• Exercise directions: Reproduce the data in its entirety, exactly as supplied.

(Extracted data entries)
◇ ◇ ◇ ◇ ◇ ◇ ◇
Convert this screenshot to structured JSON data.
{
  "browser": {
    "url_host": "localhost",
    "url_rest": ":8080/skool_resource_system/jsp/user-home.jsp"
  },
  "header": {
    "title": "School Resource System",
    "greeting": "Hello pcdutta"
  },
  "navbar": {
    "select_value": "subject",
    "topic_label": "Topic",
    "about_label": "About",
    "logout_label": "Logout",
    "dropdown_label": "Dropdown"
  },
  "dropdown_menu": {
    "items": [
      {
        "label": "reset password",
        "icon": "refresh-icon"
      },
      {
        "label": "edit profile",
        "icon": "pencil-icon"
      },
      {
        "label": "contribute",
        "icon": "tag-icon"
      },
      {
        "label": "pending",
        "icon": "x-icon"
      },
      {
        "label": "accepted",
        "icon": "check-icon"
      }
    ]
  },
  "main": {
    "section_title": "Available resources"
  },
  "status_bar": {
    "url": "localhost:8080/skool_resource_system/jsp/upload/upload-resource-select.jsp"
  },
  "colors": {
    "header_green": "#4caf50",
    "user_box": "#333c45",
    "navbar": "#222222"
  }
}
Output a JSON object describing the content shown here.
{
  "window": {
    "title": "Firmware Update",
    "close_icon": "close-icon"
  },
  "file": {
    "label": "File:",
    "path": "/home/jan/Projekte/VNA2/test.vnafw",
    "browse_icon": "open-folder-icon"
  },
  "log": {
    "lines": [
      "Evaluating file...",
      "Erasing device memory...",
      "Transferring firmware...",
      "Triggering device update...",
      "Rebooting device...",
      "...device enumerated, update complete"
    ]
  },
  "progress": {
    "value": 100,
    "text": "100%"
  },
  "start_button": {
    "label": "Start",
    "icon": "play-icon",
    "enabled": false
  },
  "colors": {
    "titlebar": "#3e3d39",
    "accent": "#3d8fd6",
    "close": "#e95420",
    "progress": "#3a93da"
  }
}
◇ ◇ ◇ ◇ ◇ ◇ ◇
• Task output:
Convert this screenshot to structured JSON data.
{
  "browser": {
    "url_host": "localhost",
    "url_rest": ":8080/skool_resource_system/jsp/user-home.jsp"
  },
  "header": {
    "title": "School Resource System",
    "greeting": "Hello pcdutta"
  },
  "navbar": {
    "select_value": "subject",
    "topic_label": "Topic",
    "about_label": "About",
    "logout_label": "Logout",
    "dropdown_label": "Dropdown"
  },
  "dropdown_menu": {
    "items": [
      {
        "label": "reset password",
        "icon": "refresh-icon"
      },
      {
        "label": "edit profile",
        "icon": "pencil-icon"
      },
      {
        "label": "contribute",
        "icon": "tag-icon"
      },
      {
        "label": "pending",
        "icon": "x-icon"
      },
      {
        "label": "accepted",
        "icon": "check-icon"
      }
    ]
  },
  "main": {
    "section_title": "Available resources"
  },
  "status_bar": {
    "url": "localhost:8080/skool_resource_system/jsp/upload/upload-resource-select.jsp"
  },
  "colors": {
    "header_green": "#4caf50",
    "user_box": "#333c45",
    "navbar": "#222222"
  }
}
Output a JSON object describing the content shown here.
{
  "window": {
    "title": "Firmware Update",
    "close_icon": "close-icon"
  },
  "file": {
    "label": "File:",
    "path": "/home/jan/Projekte/VNA2/test.vnafw",
    "browse_icon": "open-folder-icon"
  },
  "log": {
    "lines": [
      "Evaluating file...",
      "Erasing device memory...",
      "Transferring firmware...",
      "Triggering device update...",
      "Rebooting device...",
      "...device enumerated, update complete"
    ]
  },
  "progress": {
    "value": 100,
    "text": "100%"
  },
  "start_button": {
    "label": "Start",
    "icon": "play-icon",
    "enabled": false
  },
  "colors": {
    "titlebar": "#3e3d39",
    "accent": "#3d8fd6",
    "close": "#e95420",
    "progress": "#3a93da"
  }
}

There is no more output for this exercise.